## begin Information shown

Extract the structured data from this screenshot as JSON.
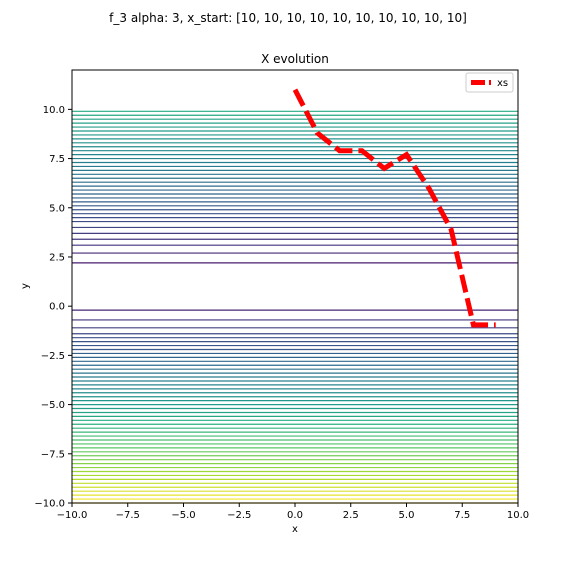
{
  "figure": {
    "suptitle": "f_3 alpha: 3, x_start: [10, 10, 10, 10, 10, 10, 10, 10, 10, 10]"
  },
  "chart_data": {
    "type": "line",
    "title": "X evolution",
    "xlabel": "x",
    "ylabel": "y",
    "xlim": [
      -10,
      10
    ],
    "ylim": [
      -10,
      12
    ],
    "grid": false,
    "legend_placement": "top-right",
    "x_ticks": [
      -10.0,
      -7.5,
      -5.0,
      -2.5,
      0.0,
      2.5,
      5.0,
      7.5,
      10.0
    ],
    "x_tick_labels": [
      "−10.0",
      "−7.5",
      "−5.0",
      "−2.5",
      "0.0",
      "2.5",
      "5.0",
      "7.5",
      "10.0"
    ],
    "y_ticks": [
      -10.0,
      -7.5,
      -5.0,
      -2.5,
      0.0,
      2.5,
      5.0,
      7.5,
      10.0
    ],
    "y_tick_labels": [
      "−10.0",
      "−7.5",
      "−5.0",
      "−2.5",
      "0.0",
      "2.5",
      "5.0",
      "7.5",
      "10.0"
    ],
    "series": [
      {
        "name": "xs",
        "color": "#ff0000",
        "style": "dashed",
        "x": [
          0,
          1,
          2,
          3,
          4,
          5,
          6,
          7,
          8,
          9
        ],
        "y": [
          11,
          8.8,
          7.9,
          7.9,
          7.0,
          7.7,
          6.0,
          3.9,
          -0.95,
          -0.95
        ]
      }
    ],
    "contour": {
      "type": "contour",
      "x_range": [
        -10,
        10
      ],
      "y_range": [
        -10,
        10
      ],
      "colormap": "viridis",
      "levels_y": [
        -10.0,
        -9.8,
        -9.6,
        -9.4,
        -9.2,
        -9.0,
        -8.8,
        -8.6,
        -8.4,
        -8.2,
        -8.0,
        -7.8,
        -7.6,
        -7.4,
        -7.2,
        -7.0,
        -6.8,
        -6.6,
        -6.4,
        -6.2,
        -6.0,
        -5.8,
        -5.6,
        -5.4,
        -5.2,
        -5.0,
        -4.8,
        -4.6,
        -4.4,
        -4.2,
        -4.0,
        -3.8,
        -3.6,
        -3.4,
        -3.2,
        -3.0,
        -2.8,
        -2.6,
        -2.4,
        -2.2,
        -2.0,
        -1.8,
        -1.6,
        -1.4,
        -1.1,
        -0.7,
        -0.2,
        2.2,
        2.7,
        3.1,
        3.4,
        3.7,
        4.0,
        4.3,
        4.5,
        4.7,
        4.9,
        5.1,
        5.3,
        5.5,
        5.7,
        5.9,
        6.1,
        6.3,
        6.5,
        6.7,
        6.9,
        7.1,
        7.3,
        7.5,
        7.7,
        7.9,
        8.1,
        8.3,
        8.5,
        8.7,
        8.9,
        9.1,
        9.3,
        9.5,
        9.7,
        9.9
      ]
    }
  }
}
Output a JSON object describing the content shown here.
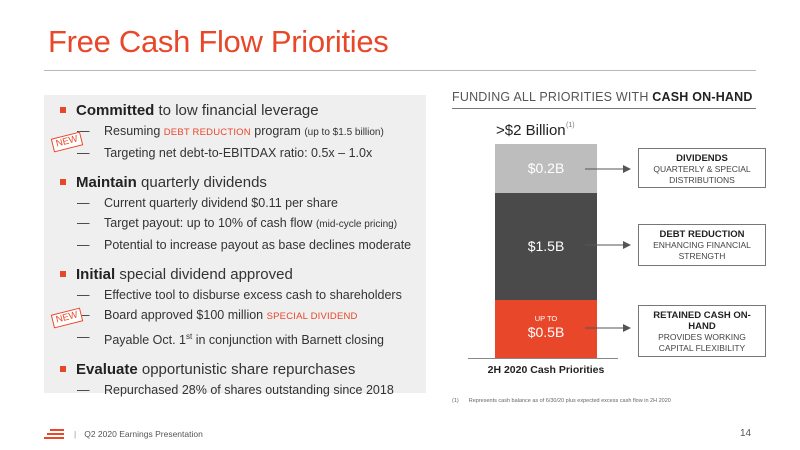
{
  "slide": {
    "title": "Free Cash Flow Priorities"
  },
  "left": {
    "groups": [
      {
        "bold": "Committed",
        "rest": " to low financial leverage",
        "subs": [
          {
            "pre": "Resuming ",
            "tag": "DEBT REDUCTION",
            "mid": " program ",
            "small": "(up to $1.5 billion)"
          },
          {
            "pre": "Targeting net debt-to-EBITDAX ratio: 0.5x – 1.0x"
          }
        ]
      },
      {
        "bold": "Maintain",
        "rest": " quarterly dividends",
        "subs": [
          {
            "pre": "Current quarterly dividend $0.11 per share"
          },
          {
            "pre": "Target payout: up to 10% of cash flow ",
            "small": "(mid-cycle pricing)"
          },
          {
            "pre": "Potential to increase payout as base declines moderate"
          }
        ]
      },
      {
        "bold": "Initial",
        "rest": " special dividend approved",
        "subs": [
          {
            "pre": "Effective tool to disburse excess cash to shareholders"
          },
          {
            "pre": "Board approved $100 million ",
            "tag": "SPECIAL DIVIDEND"
          },
          {
            "pre": "Payable Oct. 1",
            "sup": "st",
            "post": " in conjunction with Barnett closing"
          }
        ]
      },
      {
        "bold": "Evaluate",
        "rest": " opportunistic share repurchases",
        "subs": [
          {
            "pre": "Repurchased 28% of shares outstanding since 2018"
          }
        ]
      }
    ],
    "badges": [
      "NEW",
      "NEW"
    ]
  },
  "chart_data": {
    "type": "bar",
    "title": "FUNDING ALL PRIORITIES WITH CASH ON-HAND",
    "title_plain": "FUNDING ALL PRIORITIES WITH ",
    "title_bold": "CASH ON-HAND",
    "categories": [
      "2H 2020 Cash Priorities"
    ],
    "stacked": true,
    "total_label": ">$2 Billion",
    "total_footnote_marker": "(1)",
    "series": [
      {
        "name": "Retained Cash On-Hand",
        "values": [
          0.5
        ],
        "label": "$0.5B",
        "prefix": "UP TO",
        "color": "#e8472a"
      },
      {
        "name": "Debt Reduction",
        "values": [
          1.5
        ],
        "label": "$1.5B",
        "color": "#4a4a4a"
      },
      {
        "name": "Dividends",
        "values": [
          0.2
        ],
        "label": "$0.2B",
        "color": "#bdbdbd"
      }
    ],
    "unit": "$B",
    "annotations": [
      {
        "title": "DIVIDENDS",
        "subtitle": "QUARTERLY & SPECIAL DISTRIBUTIONS"
      },
      {
        "title": "DEBT REDUCTION",
        "subtitle": "ENHANCING FINANCIAL STRENGTH"
      },
      {
        "title": "RETAINED CASH ON-HAND",
        "subtitle": "PROVIDES WORKING CAPITAL FLEXIBILITY"
      }
    ]
  },
  "footnote": {
    "number": "(1)",
    "text": "Represents cash balance as of 6/30/20 plus expected excess cash flow in 2H 2020"
  },
  "footer": {
    "separator": "|",
    "label": "Q2 2020 Earnings Presentation",
    "page": "14"
  },
  "colors": {
    "accent": "#e8472a",
    "dark_bar": "#4a4a4a",
    "light_bar": "#bdbdbd",
    "panel": "#efefef"
  }
}
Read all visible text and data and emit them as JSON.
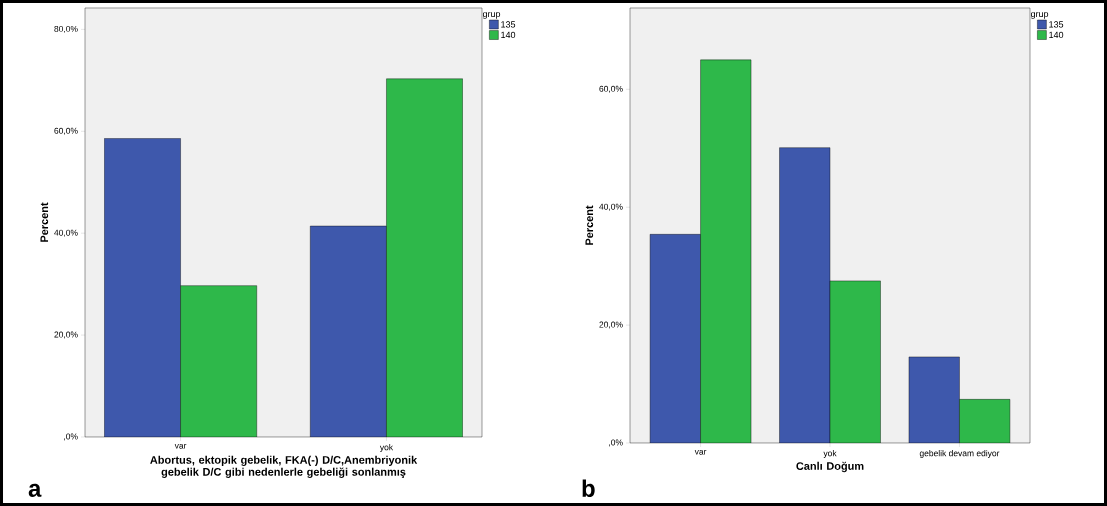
{
  "chart_data": [
    {
      "type": "bar",
      "categories": [
        "var",
        "yok"
      ],
      "xlabel": "Abortus, ektopik gebelik, FKA(-) D/C,Anembriyonik gebelik D/C gibi nedenlerle gebeliği sonlanmış",
      "ylabel": "Percent",
      "legend_title": "grup",
      "legend": "top right",
      "series": [
        {
          "name": "135",
          "color": "#3e58ac",
          "values": [
            58.6,
            41.4
          ]
        },
        {
          "name": "140",
          "color": "#2eb84a",
          "values": [
            29.7,
            70.3
          ]
        }
      ],
      "ylim": [
        0,
        84.2
      ],
      "yticks": [
        {
          "value": 0,
          "label": ",0%"
        },
        {
          "value": 20,
          "label": "20,0%"
        },
        {
          "value": 40,
          "label": "40,0%"
        },
        {
          "value": 60,
          "label": "60,0%"
        },
        {
          "value": 80,
          "label": "80,0%"
        }
      ],
      "annotations": [
        "a"
      ]
    },
    {
      "type": "bar",
      "categories": [
        "var",
        "yok",
        "gebelik devam ediyor"
      ],
      "xlabel": "Canlı Doğum",
      "ylabel": "Percent",
      "legend_title": "grup",
      "legend": "top right",
      "series": [
        {
          "name": "135",
          "color": "#3e58ac",
          "values": [
            35.4,
            50.1,
            14.6
          ]
        },
        {
          "name": "140",
          "color": "#2eb84a",
          "values": [
            65.0,
            27.5,
            7.4
          ]
        }
      ],
      "ylim": [
        0,
        73.8
      ],
      "yticks": [
        {
          "value": 0,
          "label": ",0%"
        },
        {
          "value": 20,
          "label": "20,0%"
        },
        {
          "value": 40,
          "label": "40,0%"
        },
        {
          "value": 60,
          "label": "60,0%"
        }
      ],
      "annotations": [
        "b"
      ]
    }
  ]
}
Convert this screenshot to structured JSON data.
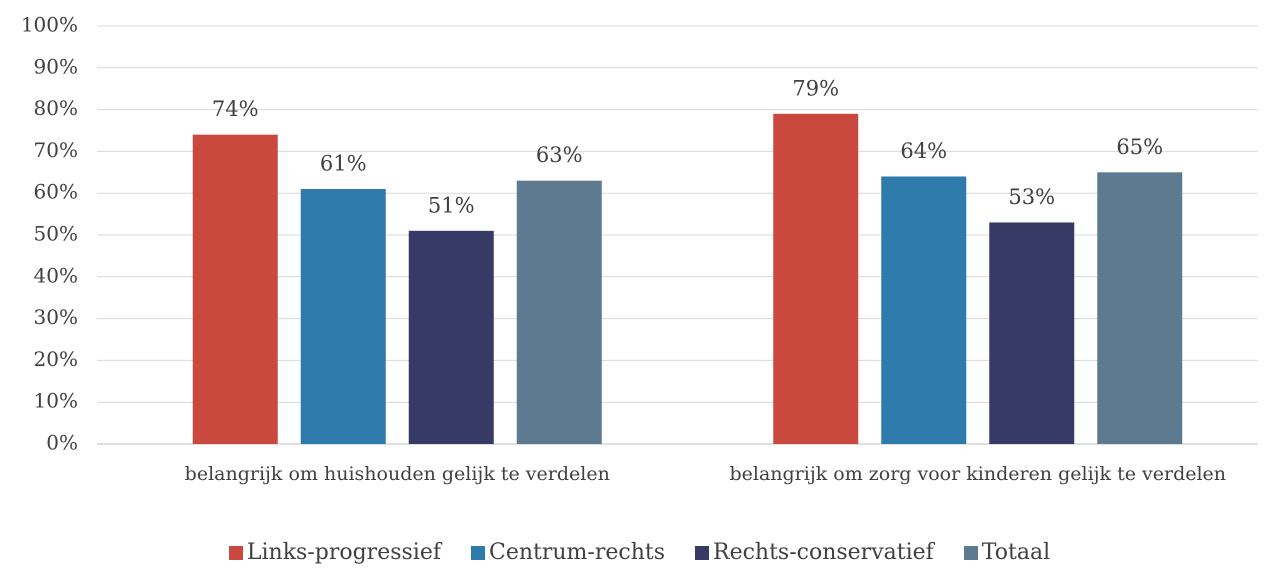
{
  "chart_data": {
    "type": "bar",
    "categories": [
      "belangrijk om huishouden gelijk te verdelen",
      "belangrijk om zorg voor kinderen gelijk te verdelen"
    ],
    "series": [
      {
        "name": "Links-progressief",
        "color": "#c9493f",
        "values": [
          74,
          79
        ],
        "value_labels": [
          "74%",
          "79%"
        ]
      },
      {
        "name": "Centrum-rechts",
        "color": "#2e7aab",
        "values": [
          61,
          64
        ],
        "value_labels": [
          "61%",
          "64%"
        ]
      },
      {
        "name": "Rechts-conservatief",
        "color": "#363a64",
        "values": [
          51,
          53
        ],
        "value_labels": [
          "51%",
          "53%"
        ]
      },
      {
        "name": "Totaal",
        "color": "#5e7a90",
        "values": [
          63,
          65
        ],
        "value_labels": [
          "63%",
          "65%"
        ]
      }
    ],
    "ylim": [
      0,
      100
    ],
    "yticks": [
      {
        "value": 0,
        "label": "0%"
      },
      {
        "value": 10,
        "label": "10%"
      },
      {
        "value": 20,
        "label": "20%"
      },
      {
        "value": 30,
        "label": "30%"
      },
      {
        "value": 40,
        "label": "40%"
      },
      {
        "value": 50,
        "label": "50%"
      },
      {
        "value": 60,
        "label": "60%"
      },
      {
        "value": 70,
        "label": "70%"
      },
      {
        "value": 80,
        "label": "80%"
      },
      {
        "value": 90,
        "label": "90%"
      },
      {
        "value": 100,
        "label": "100%"
      }
    ],
    "grid": true,
    "legend": "bottom"
  }
}
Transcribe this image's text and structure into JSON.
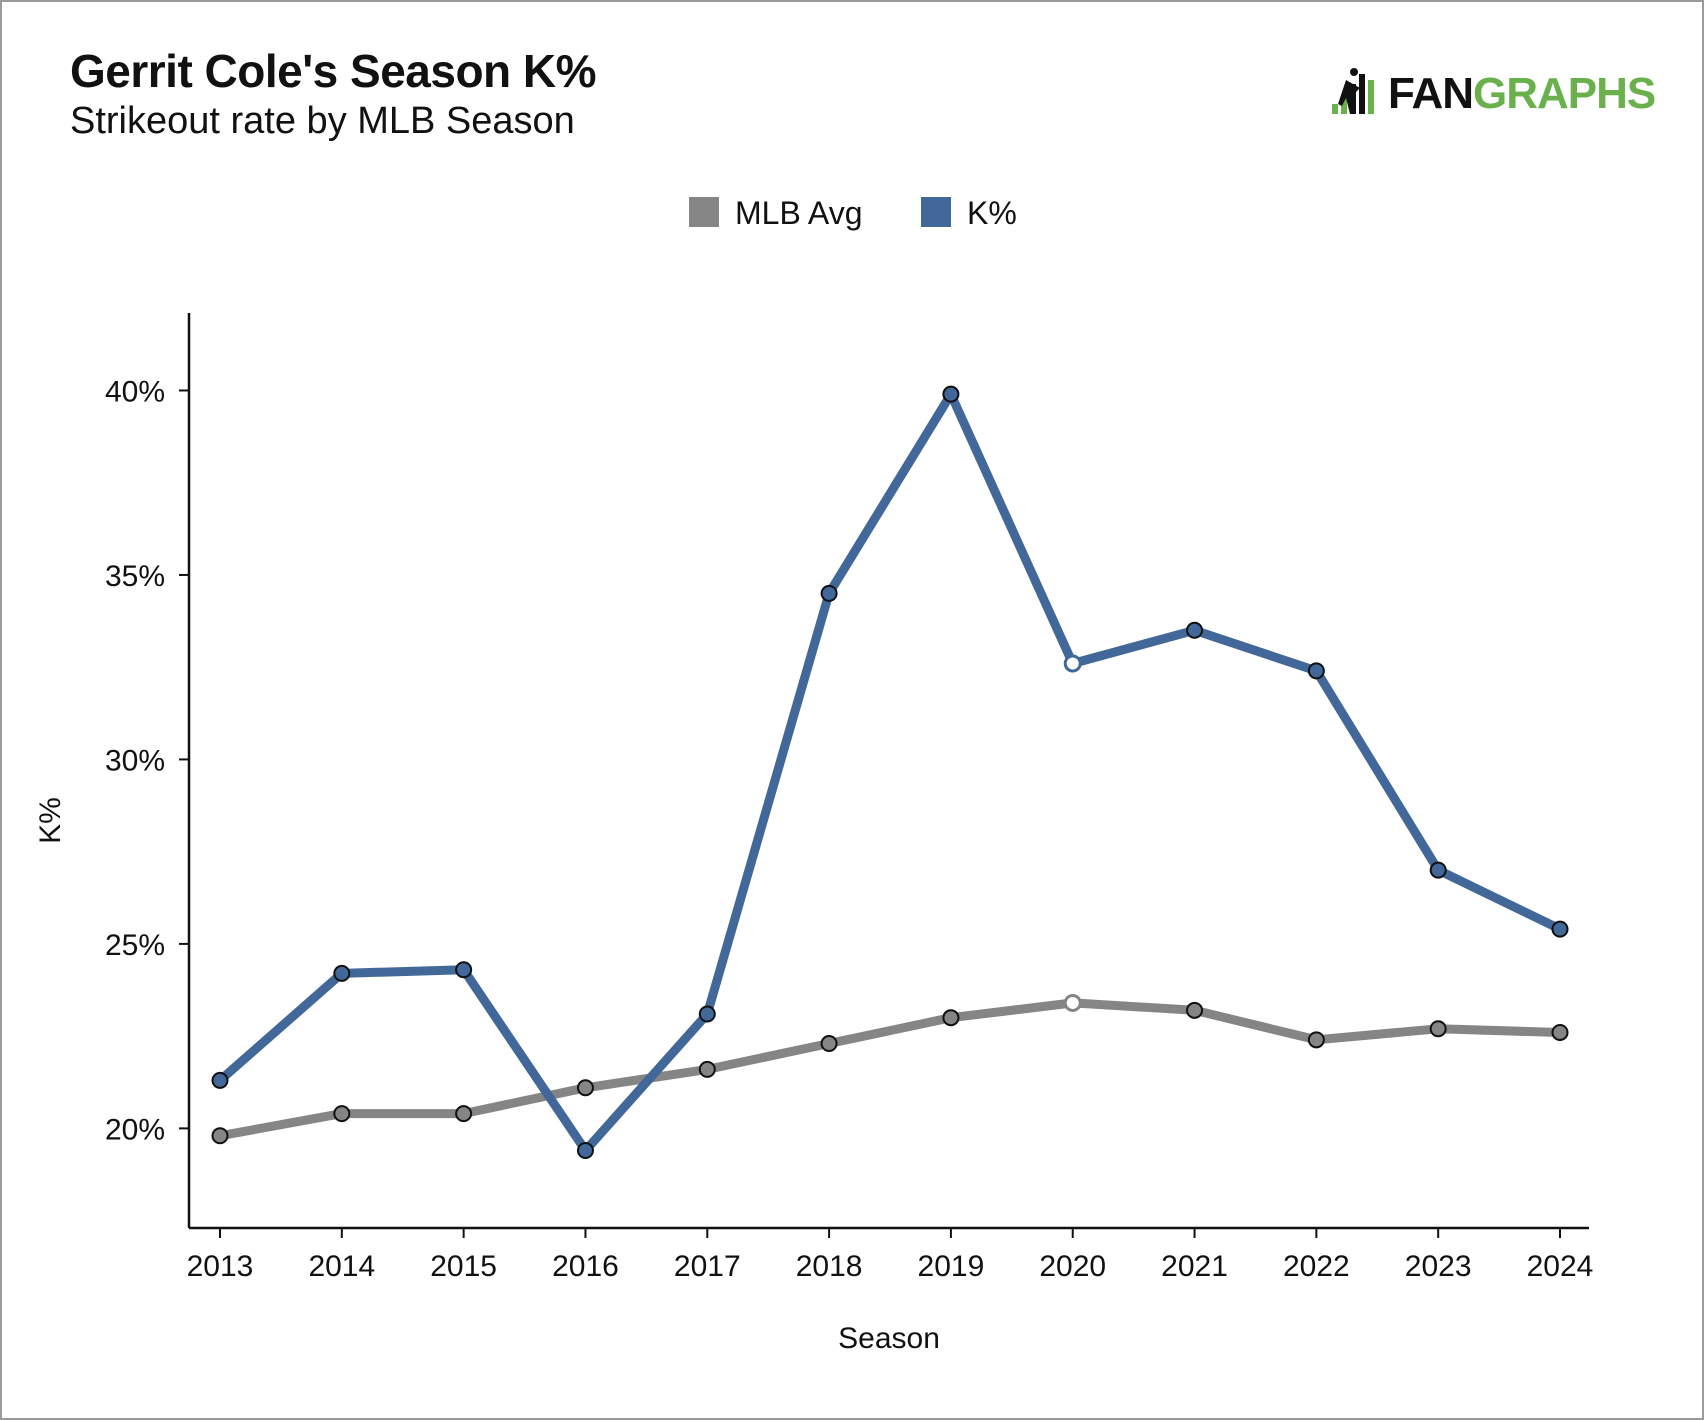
{
  "header": {
    "title": "Gerrit Cole's Season K%",
    "subtitle": "Strikeout rate by MLB Season"
  },
  "logo": {
    "icon": "fangraphs-logo-icon",
    "text_part1": "FAN",
    "text_part2": "GRAPHS",
    "colors": {
      "dark": "#111111",
      "green": "#6ab04c"
    }
  },
  "chart_data": {
    "type": "line",
    "xlabel": "Season",
    "ylabel": "K%",
    "x": [
      2013,
      2014,
      2015,
      2016,
      2017,
      2018,
      2019,
      2020,
      2021,
      2022,
      2023,
      2024
    ],
    "ylim": [
      17.3,
      42.1
    ],
    "yticks": [
      20,
      25,
      30,
      35,
      40
    ],
    "ytick_labels": [
      "20%",
      "25%",
      "30%",
      "35%",
      "40%"
    ],
    "grid": false,
    "legend_position": "top-center",
    "highlight_open_marker_x": 2020,
    "series": [
      {
        "name": "MLB Avg",
        "color": "#858585",
        "values": [
          19.8,
          20.4,
          20.4,
          21.1,
          21.6,
          22.3,
          23.0,
          23.4,
          23.2,
          22.4,
          22.7,
          22.6
        ]
      },
      {
        "name": "K%",
        "color": "#426799",
        "values": [
          21.3,
          24.2,
          24.3,
          19.4,
          23.1,
          34.5,
          39.9,
          32.6,
          33.5,
          32.4,
          27.0,
          25.4
        ]
      }
    ]
  }
}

## end Information shown

Prompt.
Extract every line that has the string "structured" in it.

Written answer.
Extract the structured data from this screenshot as JSON.
Convert this screenshot to structured JSON data.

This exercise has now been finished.